____ RECORDS SHOWN

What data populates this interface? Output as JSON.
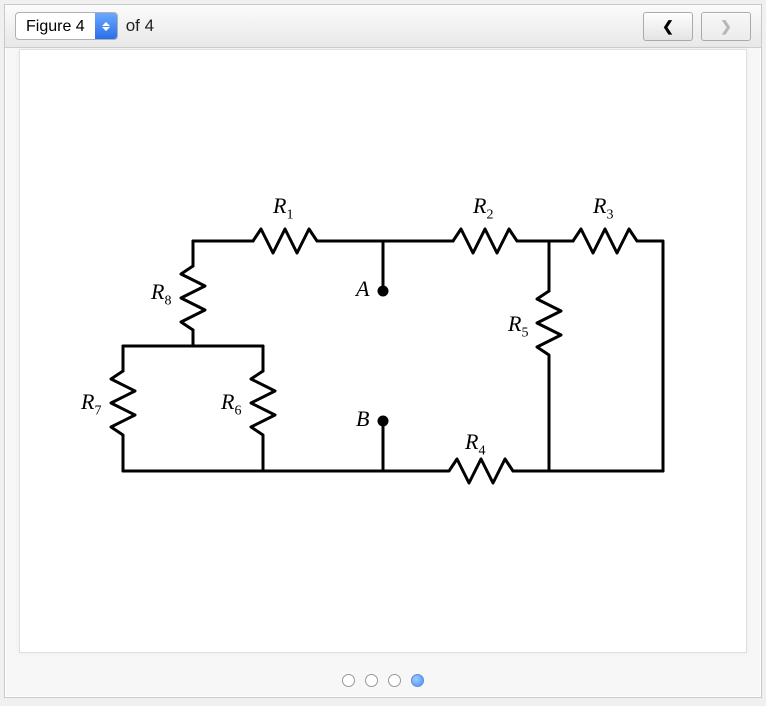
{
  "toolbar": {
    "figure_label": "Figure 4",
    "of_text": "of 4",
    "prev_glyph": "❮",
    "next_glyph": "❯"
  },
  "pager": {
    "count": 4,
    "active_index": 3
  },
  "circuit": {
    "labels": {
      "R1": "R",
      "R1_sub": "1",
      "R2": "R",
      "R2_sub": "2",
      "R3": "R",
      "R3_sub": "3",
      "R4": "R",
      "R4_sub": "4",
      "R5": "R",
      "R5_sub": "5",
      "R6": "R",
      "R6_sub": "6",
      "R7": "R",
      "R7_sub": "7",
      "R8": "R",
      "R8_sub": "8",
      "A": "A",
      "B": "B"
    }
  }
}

________

▸ **WRITTEN TASK**: Please write out all of the material above without changing a word, and omit any pictures.

▸ **COMPLETE OUTPUT**:
What data populates this interface? Output as JSON.
{
  "toolbar": {
    "figure_label": "Figure 4",
    "of_text": "of 4",
    "prev_glyph": "❮",
    "next_glyph": "❯"
  },
  "pager": {
    "count": 4,
    "active_index": 3
  },
  "circuit": {
    "labels": {
      "R1": "R",
      "R1_sub": "1",
      "R2": "R",
      "R2_sub": "2",
      "R3": "R",
      "R3_sub": "3",
      "R4": "R",
      "R4_sub": "4",
      "R5": "R",
      "R5_sub": "5",
      "R6": "R",
      "R6_sub": "6",
      "R7": "R",
      "R7_sub": "7",
      "R8": "R",
      "R8_sub": "8",
      "A": "A",
      "B": "B"
    }
  }
}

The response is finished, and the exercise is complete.